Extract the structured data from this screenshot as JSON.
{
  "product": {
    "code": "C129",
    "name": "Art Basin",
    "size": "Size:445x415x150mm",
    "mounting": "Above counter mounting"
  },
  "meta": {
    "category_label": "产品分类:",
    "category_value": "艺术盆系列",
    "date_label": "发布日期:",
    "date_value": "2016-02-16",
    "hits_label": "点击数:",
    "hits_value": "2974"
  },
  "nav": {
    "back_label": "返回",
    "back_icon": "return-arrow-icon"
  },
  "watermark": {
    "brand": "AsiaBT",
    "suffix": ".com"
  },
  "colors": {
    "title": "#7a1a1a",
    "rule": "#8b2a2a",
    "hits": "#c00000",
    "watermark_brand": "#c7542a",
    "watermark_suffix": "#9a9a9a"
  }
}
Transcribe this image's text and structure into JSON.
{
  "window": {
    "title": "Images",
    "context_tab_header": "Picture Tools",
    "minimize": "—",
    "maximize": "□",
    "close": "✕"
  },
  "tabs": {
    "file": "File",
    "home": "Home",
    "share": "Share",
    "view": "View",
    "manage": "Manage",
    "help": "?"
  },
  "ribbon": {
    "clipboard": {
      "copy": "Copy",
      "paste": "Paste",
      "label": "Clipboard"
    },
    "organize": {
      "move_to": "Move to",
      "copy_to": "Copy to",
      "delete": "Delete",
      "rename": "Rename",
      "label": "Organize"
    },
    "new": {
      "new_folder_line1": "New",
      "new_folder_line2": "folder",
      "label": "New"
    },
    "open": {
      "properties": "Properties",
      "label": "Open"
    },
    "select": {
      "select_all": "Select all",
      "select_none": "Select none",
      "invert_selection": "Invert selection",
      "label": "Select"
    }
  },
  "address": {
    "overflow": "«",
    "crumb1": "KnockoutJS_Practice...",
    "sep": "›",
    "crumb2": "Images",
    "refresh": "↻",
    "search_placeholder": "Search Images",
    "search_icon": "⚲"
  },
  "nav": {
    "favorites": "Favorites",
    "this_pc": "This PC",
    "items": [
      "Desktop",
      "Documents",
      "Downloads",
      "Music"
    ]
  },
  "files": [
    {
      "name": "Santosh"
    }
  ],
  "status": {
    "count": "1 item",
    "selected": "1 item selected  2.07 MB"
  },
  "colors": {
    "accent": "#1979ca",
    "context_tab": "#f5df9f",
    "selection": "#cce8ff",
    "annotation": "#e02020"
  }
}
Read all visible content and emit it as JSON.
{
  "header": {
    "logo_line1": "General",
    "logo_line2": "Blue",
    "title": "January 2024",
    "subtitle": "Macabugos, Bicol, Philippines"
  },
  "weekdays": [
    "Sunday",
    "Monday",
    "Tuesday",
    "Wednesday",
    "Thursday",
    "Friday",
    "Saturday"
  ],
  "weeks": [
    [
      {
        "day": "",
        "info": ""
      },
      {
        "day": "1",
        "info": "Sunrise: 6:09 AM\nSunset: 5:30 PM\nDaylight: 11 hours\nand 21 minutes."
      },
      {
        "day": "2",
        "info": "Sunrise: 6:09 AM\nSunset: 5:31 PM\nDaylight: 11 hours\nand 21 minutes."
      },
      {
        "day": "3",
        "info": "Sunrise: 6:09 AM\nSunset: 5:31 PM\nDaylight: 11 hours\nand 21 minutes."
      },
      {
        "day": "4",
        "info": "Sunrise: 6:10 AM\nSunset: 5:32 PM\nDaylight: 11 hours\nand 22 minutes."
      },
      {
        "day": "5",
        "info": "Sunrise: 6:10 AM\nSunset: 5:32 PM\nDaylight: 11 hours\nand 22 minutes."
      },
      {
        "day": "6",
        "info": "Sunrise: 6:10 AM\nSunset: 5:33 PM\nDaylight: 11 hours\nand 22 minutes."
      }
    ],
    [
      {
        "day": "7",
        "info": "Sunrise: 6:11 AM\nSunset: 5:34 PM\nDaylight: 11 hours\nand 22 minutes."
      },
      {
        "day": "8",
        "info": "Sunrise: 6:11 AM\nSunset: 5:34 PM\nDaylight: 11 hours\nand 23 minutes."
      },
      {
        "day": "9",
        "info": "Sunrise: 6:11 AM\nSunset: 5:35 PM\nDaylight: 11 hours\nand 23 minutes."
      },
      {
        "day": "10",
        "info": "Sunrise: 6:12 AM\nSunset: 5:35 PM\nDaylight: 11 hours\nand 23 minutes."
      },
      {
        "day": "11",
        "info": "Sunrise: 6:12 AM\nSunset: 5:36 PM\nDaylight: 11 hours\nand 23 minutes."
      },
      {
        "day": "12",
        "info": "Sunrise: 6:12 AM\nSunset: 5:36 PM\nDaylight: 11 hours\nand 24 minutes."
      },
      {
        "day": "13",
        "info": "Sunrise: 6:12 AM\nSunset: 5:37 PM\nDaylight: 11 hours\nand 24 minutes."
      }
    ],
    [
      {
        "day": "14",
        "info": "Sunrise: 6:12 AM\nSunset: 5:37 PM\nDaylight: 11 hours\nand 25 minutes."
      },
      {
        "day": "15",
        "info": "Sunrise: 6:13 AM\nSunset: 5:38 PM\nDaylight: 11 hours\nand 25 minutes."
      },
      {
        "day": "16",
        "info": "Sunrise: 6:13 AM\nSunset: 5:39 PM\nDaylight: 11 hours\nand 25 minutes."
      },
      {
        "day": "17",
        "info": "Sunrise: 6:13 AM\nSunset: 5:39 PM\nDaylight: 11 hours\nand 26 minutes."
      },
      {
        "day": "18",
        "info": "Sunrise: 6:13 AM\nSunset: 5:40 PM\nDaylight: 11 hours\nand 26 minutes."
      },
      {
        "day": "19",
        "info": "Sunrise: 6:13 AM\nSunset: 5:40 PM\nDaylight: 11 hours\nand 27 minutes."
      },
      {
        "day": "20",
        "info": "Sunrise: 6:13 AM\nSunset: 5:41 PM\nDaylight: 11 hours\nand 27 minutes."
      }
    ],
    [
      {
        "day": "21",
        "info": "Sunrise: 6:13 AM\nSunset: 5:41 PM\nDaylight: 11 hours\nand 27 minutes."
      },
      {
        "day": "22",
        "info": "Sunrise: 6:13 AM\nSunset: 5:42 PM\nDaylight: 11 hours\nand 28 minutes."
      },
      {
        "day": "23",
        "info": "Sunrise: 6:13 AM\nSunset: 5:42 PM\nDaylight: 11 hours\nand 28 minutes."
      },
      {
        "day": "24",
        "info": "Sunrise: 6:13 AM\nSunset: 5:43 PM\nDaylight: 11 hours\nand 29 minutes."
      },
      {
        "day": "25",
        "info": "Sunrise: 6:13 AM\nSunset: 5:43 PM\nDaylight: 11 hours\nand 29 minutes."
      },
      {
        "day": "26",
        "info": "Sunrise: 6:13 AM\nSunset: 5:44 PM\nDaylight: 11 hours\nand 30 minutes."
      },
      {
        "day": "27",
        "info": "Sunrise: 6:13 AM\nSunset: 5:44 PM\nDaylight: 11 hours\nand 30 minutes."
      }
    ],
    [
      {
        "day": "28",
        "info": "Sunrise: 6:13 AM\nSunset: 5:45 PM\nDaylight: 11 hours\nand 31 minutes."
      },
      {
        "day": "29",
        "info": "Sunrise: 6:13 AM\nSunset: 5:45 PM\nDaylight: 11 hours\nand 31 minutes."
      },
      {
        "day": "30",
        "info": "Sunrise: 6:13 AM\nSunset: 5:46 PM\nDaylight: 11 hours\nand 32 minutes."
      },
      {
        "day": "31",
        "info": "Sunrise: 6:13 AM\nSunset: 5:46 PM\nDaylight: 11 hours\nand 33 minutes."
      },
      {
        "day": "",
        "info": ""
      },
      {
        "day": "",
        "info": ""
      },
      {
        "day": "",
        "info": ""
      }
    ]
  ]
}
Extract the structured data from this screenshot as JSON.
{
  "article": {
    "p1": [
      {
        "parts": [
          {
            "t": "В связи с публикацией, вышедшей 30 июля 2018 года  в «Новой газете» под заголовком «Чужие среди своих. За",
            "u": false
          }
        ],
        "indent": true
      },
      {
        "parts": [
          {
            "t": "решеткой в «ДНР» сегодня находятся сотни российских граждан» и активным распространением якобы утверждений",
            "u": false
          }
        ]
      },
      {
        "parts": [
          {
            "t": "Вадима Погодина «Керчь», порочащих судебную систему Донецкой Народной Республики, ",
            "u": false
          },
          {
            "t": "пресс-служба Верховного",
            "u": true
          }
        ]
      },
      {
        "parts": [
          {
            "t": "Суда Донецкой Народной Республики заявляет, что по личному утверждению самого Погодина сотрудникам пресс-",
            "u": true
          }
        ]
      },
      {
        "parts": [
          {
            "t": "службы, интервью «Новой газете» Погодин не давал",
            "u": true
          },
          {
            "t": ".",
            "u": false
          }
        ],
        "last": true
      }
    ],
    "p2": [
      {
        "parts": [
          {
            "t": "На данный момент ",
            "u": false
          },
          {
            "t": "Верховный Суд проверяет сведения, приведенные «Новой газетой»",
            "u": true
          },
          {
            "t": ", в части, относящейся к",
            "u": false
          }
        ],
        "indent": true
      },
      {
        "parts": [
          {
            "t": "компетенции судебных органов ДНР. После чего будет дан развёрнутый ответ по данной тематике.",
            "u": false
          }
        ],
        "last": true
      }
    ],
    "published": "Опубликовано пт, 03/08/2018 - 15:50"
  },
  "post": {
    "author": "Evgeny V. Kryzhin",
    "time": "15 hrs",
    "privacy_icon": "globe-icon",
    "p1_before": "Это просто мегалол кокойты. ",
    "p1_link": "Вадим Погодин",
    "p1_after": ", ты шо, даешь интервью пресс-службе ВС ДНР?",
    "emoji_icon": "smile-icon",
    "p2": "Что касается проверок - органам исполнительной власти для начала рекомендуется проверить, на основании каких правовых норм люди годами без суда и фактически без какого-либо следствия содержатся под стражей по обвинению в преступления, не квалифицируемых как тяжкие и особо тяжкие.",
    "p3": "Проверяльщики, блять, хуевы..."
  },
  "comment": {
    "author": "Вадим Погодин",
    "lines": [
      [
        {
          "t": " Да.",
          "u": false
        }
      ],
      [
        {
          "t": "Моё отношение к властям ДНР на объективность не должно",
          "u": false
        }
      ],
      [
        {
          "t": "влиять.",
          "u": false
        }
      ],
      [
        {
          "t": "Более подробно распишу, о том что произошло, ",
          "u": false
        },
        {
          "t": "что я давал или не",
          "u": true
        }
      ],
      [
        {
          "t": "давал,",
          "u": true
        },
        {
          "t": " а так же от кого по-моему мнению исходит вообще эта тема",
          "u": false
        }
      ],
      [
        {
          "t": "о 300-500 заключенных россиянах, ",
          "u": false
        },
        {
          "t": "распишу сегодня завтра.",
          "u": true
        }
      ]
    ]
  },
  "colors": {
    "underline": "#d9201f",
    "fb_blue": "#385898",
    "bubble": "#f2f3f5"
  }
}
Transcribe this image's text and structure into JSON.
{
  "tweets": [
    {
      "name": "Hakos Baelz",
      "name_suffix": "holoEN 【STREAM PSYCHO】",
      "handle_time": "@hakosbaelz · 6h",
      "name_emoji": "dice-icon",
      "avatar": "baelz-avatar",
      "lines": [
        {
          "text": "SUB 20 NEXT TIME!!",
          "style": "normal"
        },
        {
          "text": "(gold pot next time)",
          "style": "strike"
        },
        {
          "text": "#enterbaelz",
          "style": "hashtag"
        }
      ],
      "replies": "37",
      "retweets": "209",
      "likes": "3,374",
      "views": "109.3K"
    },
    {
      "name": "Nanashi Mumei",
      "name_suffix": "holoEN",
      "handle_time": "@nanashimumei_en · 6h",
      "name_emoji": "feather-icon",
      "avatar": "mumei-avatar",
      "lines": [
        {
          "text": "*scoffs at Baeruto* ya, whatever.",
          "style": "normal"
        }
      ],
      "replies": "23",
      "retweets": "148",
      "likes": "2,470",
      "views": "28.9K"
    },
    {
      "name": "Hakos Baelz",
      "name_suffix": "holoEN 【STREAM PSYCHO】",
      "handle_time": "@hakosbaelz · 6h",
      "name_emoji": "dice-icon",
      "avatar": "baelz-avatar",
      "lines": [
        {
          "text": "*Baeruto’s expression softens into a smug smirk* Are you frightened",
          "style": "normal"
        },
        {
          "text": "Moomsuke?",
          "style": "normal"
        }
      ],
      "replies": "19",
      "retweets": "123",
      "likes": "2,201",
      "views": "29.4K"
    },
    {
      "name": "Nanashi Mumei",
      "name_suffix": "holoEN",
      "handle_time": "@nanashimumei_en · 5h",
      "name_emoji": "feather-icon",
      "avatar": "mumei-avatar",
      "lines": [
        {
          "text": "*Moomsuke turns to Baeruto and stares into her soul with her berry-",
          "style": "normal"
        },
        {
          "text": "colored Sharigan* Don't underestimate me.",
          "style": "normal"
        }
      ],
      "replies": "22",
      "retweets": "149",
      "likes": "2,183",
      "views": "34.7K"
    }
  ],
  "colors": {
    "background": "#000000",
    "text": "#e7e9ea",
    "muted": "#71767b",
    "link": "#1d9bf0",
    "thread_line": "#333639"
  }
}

---*---

**Task requirements:** Of the lines in the data, how many hold the string "views"? State the number, nothing else.

**Answer to the problem:** 4